#### [PROBLEM TO WORK ON]
Report how many lines contain "noch". Give the number and nothing else.

---------------

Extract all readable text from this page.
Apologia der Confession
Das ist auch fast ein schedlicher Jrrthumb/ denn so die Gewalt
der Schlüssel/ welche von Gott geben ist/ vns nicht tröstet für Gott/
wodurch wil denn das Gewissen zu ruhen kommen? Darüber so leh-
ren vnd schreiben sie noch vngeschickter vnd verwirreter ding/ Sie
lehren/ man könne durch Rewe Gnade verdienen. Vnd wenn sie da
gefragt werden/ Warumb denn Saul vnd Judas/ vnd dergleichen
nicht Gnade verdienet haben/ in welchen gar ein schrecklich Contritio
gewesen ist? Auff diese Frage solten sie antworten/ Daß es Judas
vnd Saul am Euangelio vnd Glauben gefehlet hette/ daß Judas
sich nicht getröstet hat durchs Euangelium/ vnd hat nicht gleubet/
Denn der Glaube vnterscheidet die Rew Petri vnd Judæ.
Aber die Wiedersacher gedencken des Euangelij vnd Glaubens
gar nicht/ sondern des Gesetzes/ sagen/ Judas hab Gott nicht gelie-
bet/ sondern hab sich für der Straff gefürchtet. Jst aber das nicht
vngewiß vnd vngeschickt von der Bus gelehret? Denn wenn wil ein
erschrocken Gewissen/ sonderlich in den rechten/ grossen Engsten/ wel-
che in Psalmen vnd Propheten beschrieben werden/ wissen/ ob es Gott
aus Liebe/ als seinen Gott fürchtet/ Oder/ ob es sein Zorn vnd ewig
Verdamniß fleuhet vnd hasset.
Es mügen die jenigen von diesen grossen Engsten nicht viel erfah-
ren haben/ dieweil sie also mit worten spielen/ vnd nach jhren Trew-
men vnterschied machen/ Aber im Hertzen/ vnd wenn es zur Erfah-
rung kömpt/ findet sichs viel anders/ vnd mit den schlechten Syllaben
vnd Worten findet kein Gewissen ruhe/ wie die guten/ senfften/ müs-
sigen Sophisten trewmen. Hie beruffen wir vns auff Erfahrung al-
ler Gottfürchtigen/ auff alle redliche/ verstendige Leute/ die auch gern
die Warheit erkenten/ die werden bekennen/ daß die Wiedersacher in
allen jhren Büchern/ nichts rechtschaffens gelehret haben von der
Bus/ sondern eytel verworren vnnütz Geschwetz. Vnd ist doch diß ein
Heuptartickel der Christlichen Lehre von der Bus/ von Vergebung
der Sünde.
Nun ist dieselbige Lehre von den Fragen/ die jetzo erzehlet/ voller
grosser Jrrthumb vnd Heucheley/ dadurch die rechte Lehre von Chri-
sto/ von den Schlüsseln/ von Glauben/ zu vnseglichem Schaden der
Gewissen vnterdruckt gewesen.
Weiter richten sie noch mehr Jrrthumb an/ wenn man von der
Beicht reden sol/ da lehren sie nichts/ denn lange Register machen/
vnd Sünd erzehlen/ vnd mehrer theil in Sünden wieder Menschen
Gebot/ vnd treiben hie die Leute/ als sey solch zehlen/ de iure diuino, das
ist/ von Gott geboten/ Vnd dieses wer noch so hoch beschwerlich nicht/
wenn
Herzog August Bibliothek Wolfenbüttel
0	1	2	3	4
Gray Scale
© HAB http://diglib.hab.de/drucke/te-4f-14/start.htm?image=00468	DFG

---------------

#### [THE RESPONSE]
3